-- begin Passage shown --

Saturday, October 24, 2015

The Horror Of...Halloween Night, The Paul Lynde Halloween Special

Back in the day, or so I've heard, their was the holiday special. A mix of music, humor, and celebrity. Be it Life Day or Valentines we had our specials. People today do have a feel for them, as they do get referenced and parodied. But they are just an echo.

Were they any seems like they were popular. As offshoots of variety shows, they were glitzy and used popular entertainers of the day. As the descendant of old Vaudeville, I assume, we are meant to be entertained and bemused at the spectacle put on for us.

The trick is that for most of us, the closest we've ever gotten to these shows of old are the parodying of them on shows like the The Simpsons. Their an echo of the past we know by mockery.

We still don't even get the Star Wars Holiday Special. But they are all special.

And this is Halloween, we need spectacle and sites to never be unseen.

We need a Halloween Special! And what better to go with than Paul Lynde and his Halloween Special? Nothing!

In 1976 October people got a treat. ABC put the show on air on October 29th. So while it wasn't on the night, at least it wasn't on in November, or the start of the month. Besides, it was the 70's I'm sure people were too busy with fondue, cheap plastic masks, and stagflation.

-- end Passage shown --
-- begin Data shown --

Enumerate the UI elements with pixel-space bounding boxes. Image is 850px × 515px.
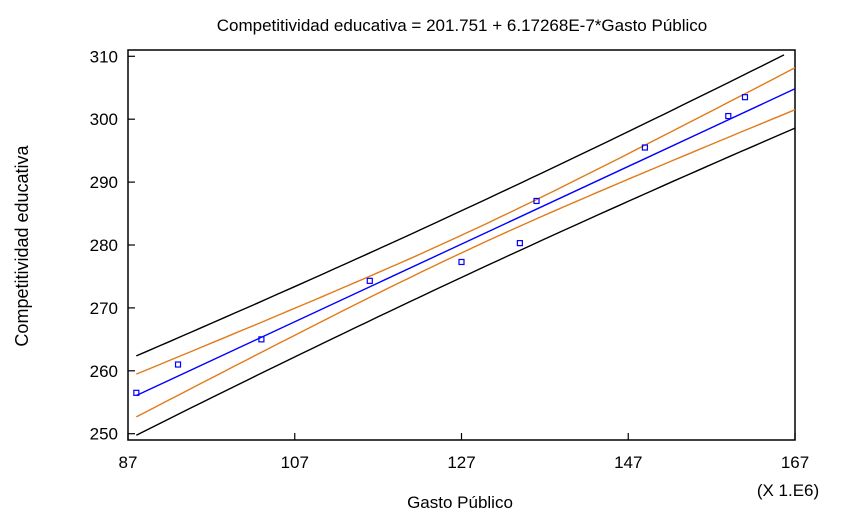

-- end Data shown --

(Exercise tasks)
- 1) According to the Halloween special post, why do people today still have a feel for holiday specials? Answer in one to three sentences.
- 2) Retype the part of the Halloween special post that opens with the words containing "The Horror Of...Halloween" and closes with "just an echo.".
The material above comes from a separate source and has no connection to the Halloween special post.

(Worked answers)
- 1) People still have a feel for holiday specials because the specials get referenced and parodied. For most people, the closest they have come to these shows is the parodies on shows like The Simpsons.

- 2)
The Horror Of...Halloween Night, The Paul Lynde Halloween Special

Back in the day, or so I've heard, their was the holiday special. A mix of music, humor, and celebrity. Be it Life Day or Valentines we had our specials. People today do have a feel for them, as they do get referenced and parodied. But they are just an echo.